- Objectif -
Pourriez-vous recopier mot pour mot toute la lettre qui suit ?

Je suis si touché de votre lettre 1, madame, que j'ai l'insolence de vous envoyer deux petits manuscrits très-indignes de vous 2 ; tant je compte sur vos bontés ! Lisez les vers quand vous serez dans un de ces moments de loisir où l'on s'amuserait d'un conte de Boccace ou de La Fontaine ; lisez la prose quand vous serez un peu de mauvaise humeur contre les misérables préjugés qui gouvernent le monde, et contre les fanatiques ; et, ensuite, jetez le paquet au feu. J'ai trouvé sous ma main ces deux sottises; il y a longtemps qu'elles sont faites, et elles n'en valent pas mieux.
Je n'ai jamais été moins mort que je le suis à présent. Je n'ai pas un moment de libre : les bœufs, les vaches, les moutons, les prairies, les bâtiments, les jardins, m'occupent le matin ; toute l'après-dînée est pour l'étude, et, après souper, on répète les pièces de théâtre qu'on joue dans ma petite salle de comédie.
Cette façon d'être donne envie de vivre ; mais j'en ai plus d'envie que jamais, depuis que vous daignez vous intéresser à moi avec tant de bonté. Vous avez raison, car, dans le fond, je suis un bon homme. Mes curés, mes vassaux, mes voisins, sont très contents de moi ; et il n'y a pas jusqu'aux fermiers généraux à qui je ne fasse entendre raison, quand j'ai quelques disputes avec eux sur les droits des frontières.

- Entrées de données -
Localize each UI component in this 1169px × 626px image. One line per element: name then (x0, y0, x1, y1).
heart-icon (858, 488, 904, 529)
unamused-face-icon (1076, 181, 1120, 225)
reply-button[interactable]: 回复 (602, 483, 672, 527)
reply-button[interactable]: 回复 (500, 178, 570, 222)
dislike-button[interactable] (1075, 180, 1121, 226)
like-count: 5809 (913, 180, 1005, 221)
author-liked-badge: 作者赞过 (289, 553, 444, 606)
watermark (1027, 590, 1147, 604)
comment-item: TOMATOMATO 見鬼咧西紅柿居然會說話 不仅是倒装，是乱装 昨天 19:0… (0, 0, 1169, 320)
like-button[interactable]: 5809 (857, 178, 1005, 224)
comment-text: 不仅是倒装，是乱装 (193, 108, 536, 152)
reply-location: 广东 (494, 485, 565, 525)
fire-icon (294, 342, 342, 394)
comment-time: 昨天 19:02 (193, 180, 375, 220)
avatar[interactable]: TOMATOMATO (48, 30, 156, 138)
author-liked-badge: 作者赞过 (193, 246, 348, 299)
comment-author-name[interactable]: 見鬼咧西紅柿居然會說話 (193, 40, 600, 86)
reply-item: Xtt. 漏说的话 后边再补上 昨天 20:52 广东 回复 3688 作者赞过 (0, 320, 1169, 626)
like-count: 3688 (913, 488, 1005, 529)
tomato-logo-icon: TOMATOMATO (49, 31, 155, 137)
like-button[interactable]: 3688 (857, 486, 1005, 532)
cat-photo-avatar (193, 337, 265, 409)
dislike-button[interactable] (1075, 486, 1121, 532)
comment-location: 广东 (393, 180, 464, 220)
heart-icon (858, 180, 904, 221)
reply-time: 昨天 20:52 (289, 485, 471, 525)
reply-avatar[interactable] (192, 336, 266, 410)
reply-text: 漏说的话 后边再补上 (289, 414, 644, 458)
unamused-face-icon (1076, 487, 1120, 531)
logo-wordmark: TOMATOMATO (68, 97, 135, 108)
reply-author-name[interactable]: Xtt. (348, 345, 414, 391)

---

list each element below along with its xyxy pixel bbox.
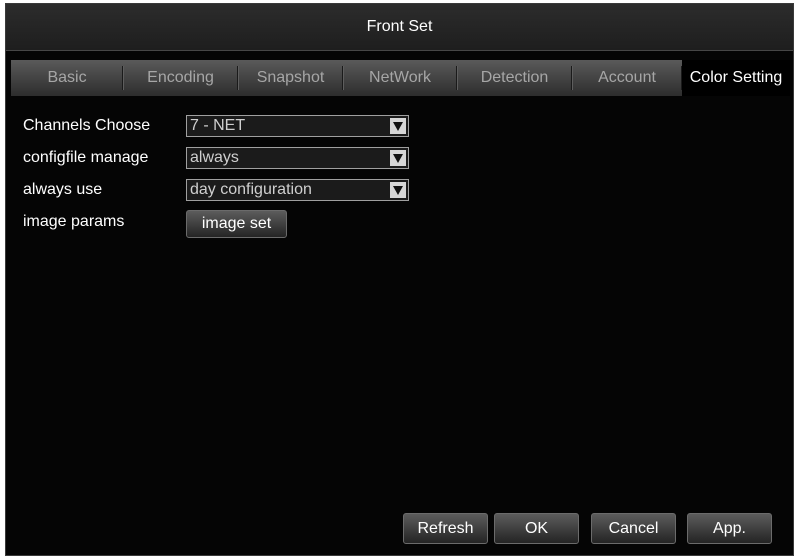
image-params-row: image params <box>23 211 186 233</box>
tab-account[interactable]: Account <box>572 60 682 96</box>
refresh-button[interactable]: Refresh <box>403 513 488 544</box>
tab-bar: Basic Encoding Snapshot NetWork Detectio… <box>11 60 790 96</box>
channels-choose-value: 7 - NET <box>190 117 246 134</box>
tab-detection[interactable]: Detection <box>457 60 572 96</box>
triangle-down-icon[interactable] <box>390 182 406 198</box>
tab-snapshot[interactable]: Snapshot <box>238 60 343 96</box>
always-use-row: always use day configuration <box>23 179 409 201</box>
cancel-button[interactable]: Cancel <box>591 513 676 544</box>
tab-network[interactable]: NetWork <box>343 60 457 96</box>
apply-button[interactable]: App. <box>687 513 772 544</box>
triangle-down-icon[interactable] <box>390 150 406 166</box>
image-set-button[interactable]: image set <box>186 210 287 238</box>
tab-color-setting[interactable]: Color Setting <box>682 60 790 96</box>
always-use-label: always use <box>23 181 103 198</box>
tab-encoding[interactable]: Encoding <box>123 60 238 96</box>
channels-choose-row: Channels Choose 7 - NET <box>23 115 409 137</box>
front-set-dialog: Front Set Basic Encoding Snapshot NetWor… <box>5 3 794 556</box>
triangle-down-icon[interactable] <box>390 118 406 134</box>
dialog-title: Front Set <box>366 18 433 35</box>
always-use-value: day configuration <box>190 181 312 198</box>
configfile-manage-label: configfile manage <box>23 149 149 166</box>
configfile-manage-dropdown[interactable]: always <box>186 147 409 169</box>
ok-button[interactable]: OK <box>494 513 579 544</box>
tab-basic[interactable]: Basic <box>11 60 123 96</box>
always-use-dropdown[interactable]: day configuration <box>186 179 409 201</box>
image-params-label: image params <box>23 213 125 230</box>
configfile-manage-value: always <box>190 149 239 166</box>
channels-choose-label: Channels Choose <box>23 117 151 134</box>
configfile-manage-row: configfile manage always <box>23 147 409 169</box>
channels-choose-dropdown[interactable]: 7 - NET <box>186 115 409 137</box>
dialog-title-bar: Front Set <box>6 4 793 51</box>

==

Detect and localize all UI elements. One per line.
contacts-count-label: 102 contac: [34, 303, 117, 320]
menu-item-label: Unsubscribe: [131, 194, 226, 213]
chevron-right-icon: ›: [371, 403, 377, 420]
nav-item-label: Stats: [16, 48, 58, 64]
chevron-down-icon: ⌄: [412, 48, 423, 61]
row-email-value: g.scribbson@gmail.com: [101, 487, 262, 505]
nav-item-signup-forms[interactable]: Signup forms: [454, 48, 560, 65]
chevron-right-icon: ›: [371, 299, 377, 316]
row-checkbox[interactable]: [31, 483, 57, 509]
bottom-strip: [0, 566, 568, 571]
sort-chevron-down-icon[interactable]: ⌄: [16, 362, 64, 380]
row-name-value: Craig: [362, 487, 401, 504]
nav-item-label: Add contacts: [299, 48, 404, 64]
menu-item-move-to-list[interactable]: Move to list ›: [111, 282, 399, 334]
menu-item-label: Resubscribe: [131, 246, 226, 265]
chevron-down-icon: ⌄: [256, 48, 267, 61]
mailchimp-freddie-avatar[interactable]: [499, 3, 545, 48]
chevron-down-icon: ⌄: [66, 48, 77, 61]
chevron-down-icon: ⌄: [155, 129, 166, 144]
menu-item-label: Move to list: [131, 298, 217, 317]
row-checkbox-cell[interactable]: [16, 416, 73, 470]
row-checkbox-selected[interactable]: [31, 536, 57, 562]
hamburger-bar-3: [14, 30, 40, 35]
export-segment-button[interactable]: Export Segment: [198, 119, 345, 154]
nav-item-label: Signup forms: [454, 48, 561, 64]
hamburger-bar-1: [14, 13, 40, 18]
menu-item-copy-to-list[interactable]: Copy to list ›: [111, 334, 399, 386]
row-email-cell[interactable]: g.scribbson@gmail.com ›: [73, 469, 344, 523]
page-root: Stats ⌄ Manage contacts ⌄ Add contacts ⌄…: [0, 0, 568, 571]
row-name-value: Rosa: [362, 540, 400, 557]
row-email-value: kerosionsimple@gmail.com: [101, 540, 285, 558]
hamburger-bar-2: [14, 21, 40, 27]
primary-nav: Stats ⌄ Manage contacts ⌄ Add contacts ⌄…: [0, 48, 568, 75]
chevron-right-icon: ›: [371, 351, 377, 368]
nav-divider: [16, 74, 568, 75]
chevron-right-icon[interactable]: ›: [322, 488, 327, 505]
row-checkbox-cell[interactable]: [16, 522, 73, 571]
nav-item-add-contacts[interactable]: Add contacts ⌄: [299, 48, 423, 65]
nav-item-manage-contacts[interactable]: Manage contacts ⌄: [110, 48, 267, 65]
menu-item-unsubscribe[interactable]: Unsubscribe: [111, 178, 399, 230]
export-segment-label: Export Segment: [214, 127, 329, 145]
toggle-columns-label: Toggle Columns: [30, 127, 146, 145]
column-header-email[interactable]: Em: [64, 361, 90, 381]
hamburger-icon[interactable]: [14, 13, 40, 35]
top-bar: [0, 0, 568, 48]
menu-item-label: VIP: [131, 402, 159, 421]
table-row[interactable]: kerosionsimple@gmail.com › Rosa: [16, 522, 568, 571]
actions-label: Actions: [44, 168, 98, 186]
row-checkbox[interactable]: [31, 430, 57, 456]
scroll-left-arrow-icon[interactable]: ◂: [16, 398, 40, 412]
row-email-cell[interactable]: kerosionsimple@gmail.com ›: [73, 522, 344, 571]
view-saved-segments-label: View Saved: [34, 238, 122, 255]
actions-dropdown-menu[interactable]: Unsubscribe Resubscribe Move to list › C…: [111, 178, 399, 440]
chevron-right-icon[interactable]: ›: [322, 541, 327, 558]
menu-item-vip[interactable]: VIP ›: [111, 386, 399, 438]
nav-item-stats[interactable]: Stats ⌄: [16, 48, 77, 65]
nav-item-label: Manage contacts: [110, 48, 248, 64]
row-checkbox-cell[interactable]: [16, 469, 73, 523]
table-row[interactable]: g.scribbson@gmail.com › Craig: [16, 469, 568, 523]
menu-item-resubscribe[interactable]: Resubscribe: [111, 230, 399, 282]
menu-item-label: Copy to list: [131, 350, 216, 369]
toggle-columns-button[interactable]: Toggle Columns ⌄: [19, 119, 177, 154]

- Résultat attendu -
Je suis si touché de votre lettre 1, madame, que j'ai l'insolence de vous envoyer deux petits manuscrits très-indignes de vous 2 ; tant je compte sur vos bontés ! Lisez les vers quand vous serez dans un de ces moments de loisir où l'on s'amuserait d'un conte de Boccace ou de La Fontaine ; lisez la prose quand vous serez un peu de mauvaise humeur contre les misérables préjugés qui gouvernent le monde, et contre les fanatiques ; et, ensuite, jetez le paquet au feu. J'ai trouvé sous ma main ces deux sottises; il y a longtemps qu'elles sont faites, et elles n'en valent pas mieux.
Je n'ai jamais été moins mort que je le suis à présent. Je n'ai pas un moment de libre : les bœufs, les vaches, les moutons, les prairies, les bâtiments, les jardins, m'occupent le matin ; toute l'après-dînée est pour l'étude, et, après souper, on répète les pièces de théâtre qu'on joue dans ma petite salle de comédie.
Cette façon d'être donne envie de vivre ; mais j'en ai plus d'envie que jamais, depuis que vous daignez vous intéresser à moi avec tant de bonté. Vous avez raison, car, dans le fond, je suis un bon homme. Mes curés, mes vassaux, mes voisins, sont très contents de moi ; et il n'y a pas jusqu'aux fermiers généraux à qui je ne fasse entendre raison, quand j'ai quelques disputes avec eux sur les droits des frontières.